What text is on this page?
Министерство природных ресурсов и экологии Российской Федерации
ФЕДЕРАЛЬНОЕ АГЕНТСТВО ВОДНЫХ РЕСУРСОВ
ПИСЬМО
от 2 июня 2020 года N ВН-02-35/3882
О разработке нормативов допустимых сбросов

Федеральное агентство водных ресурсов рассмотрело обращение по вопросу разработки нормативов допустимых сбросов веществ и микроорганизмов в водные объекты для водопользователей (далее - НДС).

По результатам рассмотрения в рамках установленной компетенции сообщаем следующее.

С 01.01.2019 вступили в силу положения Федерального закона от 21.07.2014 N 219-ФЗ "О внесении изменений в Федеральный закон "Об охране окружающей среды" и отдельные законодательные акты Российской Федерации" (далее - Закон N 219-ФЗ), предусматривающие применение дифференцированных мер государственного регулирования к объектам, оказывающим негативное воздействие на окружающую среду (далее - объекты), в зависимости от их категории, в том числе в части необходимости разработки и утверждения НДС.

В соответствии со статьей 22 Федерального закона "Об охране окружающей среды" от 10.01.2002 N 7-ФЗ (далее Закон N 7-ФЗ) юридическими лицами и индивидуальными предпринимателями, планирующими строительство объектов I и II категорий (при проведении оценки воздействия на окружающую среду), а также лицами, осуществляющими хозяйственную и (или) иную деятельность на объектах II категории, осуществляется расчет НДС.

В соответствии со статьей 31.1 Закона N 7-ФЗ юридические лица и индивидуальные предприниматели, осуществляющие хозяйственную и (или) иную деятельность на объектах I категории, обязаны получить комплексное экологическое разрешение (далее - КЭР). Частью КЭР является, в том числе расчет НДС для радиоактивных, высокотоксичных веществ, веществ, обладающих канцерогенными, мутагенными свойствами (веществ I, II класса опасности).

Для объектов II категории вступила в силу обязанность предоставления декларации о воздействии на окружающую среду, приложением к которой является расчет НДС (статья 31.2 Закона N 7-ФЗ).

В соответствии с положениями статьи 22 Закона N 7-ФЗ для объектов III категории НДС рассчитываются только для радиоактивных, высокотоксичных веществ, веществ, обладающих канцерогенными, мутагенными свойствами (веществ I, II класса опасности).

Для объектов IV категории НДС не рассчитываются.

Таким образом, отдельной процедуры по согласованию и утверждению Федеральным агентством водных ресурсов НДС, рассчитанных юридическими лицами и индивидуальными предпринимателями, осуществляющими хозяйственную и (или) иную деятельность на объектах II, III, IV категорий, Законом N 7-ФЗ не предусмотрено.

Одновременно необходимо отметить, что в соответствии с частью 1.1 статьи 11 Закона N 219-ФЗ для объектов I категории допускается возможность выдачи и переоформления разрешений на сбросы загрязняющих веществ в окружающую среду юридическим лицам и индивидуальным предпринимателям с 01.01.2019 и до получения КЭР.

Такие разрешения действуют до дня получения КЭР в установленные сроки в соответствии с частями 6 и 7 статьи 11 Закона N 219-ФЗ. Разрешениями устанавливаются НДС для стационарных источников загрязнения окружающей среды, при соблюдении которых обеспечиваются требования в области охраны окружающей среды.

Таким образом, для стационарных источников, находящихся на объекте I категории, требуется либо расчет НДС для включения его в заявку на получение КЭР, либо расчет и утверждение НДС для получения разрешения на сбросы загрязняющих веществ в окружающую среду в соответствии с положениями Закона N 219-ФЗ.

***

Given task:
Reproduce every entry shown above, precisely as it stands.

Task answer:
What text is on this page?
Министерство природных ресурсов и экологии Российской Федерации
ФЕДЕРАЛЬНОЕ АГЕНТСТВО ВОДНЫХ РЕСУРСОВ
ПИСЬМО
от 2 июня 2020 года N ВН-02-35/3882
О разработке нормативов допустимых сбросов

Федеральное агентство водных ресурсов рассмотрело обращение по вопросу разработки нормативов допустимых сбросов веществ и микроорганизмов в водные объекты для водопользователей (далее - НДС).

По результатам рассмотрения в рамках установленной компетенции сообщаем следующее.

С 01.01.2019 вступили в силу положения Федерального закона от 21.07.2014 N 219-ФЗ "О внесении изменений в Федеральный закон "Об охране окружающей среды" и отдельные законодательные акты Российской Федерации" (далее - Закон N 219-ФЗ), предусматривающие применение дифференцированных мер государственного регулирования к объектам, оказывающим негативное воздействие на окружающую среду (далее - объекты), в зависимости от их категории, в том числе в части необходимости разработки и утверждения НДС.

В соответствии со статьей 22 Федерального закона "Об охране окружающей среды" от 10.01.2002 N 7-ФЗ (далее Закон N 7-ФЗ) юридическими лицами и индивидуальными предпринимателями, планирующими строительство объектов I и II категорий (при проведении оценки воздействия на окружающую среду), а также лицами, осуществляющими хозяйственную и (или) иную деятельность на объектах II категории, осуществляется расчет НДС.

В соответствии со статьей 31.1 Закона N 7-ФЗ юридические лица и индивидуальные предприниматели, осуществляющие хозяйственную и (или) иную деятельность на объектах I категории, обязаны получить комплексное экологическое разрешение (далее - КЭР). Частью КЭР является, в том числе расчет НДС для радиоактивных, высокотоксичных веществ, веществ, обладающих канцерогенными, мутагенными свойствами (веществ I, II класса опасности).

Для объектов II категории вступила в силу обязанность предоставления декларации о воздействии на окружающую среду, приложением к которой является расчет НДС (статья 31.2 Закона N 7-ФЗ).

В соответствии с положениями статьи 22 Закона N 7-ФЗ для объектов III категории НДС рассчитываются только для радиоактивных, высокотоксичных веществ, веществ, обладающих канцерогенными, мутагенными свойствами (веществ I, II класса опасности).

Для объектов IV категории НДС не рассчитываются.

Таким образом, отдельной процедуры по согласованию и утверждению Федеральным агентством водных ресурсов НДС, рассчитанных юридическими лицами и индивидуальными предпринимателями, осуществляющими хозяйственную и (или) иную деятельность на объектах II, III, IV категорий, Законом N 7-ФЗ не предусмотрено.

Одновременно необходимо отметить, что в соответствии с частью 1.1 статьи 11 Закона N 219-ФЗ для объектов I категории допускается возможность выдачи и переоформления разрешений на сбросы загрязняющих веществ в окружающую среду юридическим лицам и индивидуальным предпринимателям с 01.01.2019 и до получения КЭР.

Такие разрешения действуют до дня получения КЭР в установленные сроки в соответствии с частями 6 и 7 статьи 11 Закона N 219-ФЗ. Разрешениями устанавливаются НДС для стационарных источников загрязнения окружающей среды, при соблюдении которых обеспечиваются требования в области охраны окружающей среды.

Таким образом, для стационарных источников, находящихся на объекте I категории, требуется либо расчет НДС для включения его в заявку на получение КЭР, либо расчет и утверждение НДС для получения разрешения на сбросы загрязняющих веществ в окружающую среду в соответствии с положениями Закона N 219-ФЗ.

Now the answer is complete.